Look for the string "Zealand" and copy every line that has it.

________________________________________

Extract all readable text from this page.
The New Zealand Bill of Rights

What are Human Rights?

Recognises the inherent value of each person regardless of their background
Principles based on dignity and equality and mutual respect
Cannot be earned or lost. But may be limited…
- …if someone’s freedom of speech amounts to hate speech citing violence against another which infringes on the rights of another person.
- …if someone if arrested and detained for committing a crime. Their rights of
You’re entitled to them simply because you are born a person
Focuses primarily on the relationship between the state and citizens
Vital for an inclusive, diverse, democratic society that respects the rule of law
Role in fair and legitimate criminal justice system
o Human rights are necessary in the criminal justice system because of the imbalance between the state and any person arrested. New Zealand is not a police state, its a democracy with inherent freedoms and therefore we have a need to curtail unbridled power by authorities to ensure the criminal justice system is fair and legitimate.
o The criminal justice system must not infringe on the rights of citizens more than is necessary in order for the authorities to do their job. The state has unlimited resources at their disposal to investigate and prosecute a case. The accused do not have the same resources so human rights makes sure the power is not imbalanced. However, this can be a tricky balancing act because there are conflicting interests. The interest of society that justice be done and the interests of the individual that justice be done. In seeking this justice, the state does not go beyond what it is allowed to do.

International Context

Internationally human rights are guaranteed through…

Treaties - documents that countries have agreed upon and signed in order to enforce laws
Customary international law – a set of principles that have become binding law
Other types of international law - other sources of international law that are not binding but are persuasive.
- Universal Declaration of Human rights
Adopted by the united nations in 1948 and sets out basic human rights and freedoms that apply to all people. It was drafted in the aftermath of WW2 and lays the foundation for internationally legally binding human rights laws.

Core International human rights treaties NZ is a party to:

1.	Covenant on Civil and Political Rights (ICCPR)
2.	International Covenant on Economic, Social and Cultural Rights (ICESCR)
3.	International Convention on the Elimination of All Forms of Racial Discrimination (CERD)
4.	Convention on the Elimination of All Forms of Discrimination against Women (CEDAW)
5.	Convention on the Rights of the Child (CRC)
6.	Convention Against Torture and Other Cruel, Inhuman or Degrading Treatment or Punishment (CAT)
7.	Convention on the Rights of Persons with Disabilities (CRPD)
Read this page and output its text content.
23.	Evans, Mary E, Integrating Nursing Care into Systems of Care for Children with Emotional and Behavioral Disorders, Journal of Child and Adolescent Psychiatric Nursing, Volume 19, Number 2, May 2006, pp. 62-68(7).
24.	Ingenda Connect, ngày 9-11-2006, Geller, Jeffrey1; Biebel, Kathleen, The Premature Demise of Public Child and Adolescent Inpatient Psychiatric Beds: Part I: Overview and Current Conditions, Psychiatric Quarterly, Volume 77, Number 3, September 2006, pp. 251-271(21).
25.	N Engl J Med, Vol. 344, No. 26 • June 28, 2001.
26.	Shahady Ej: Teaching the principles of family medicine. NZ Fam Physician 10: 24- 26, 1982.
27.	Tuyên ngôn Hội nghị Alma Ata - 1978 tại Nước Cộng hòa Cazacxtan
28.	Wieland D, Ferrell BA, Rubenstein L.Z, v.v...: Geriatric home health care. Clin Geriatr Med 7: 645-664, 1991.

________________________________________

Task answer>
The New Zealand Bill of Rights
o Human rights are necessary in the criminal justice system because of the imbalance between the state and any person arrested. New Zealand is not a police state, its a democracy with inherent freedoms and therefore we have a need to curtail unbridled power by authorities to ensure the criminal justice system is fair and legitimate.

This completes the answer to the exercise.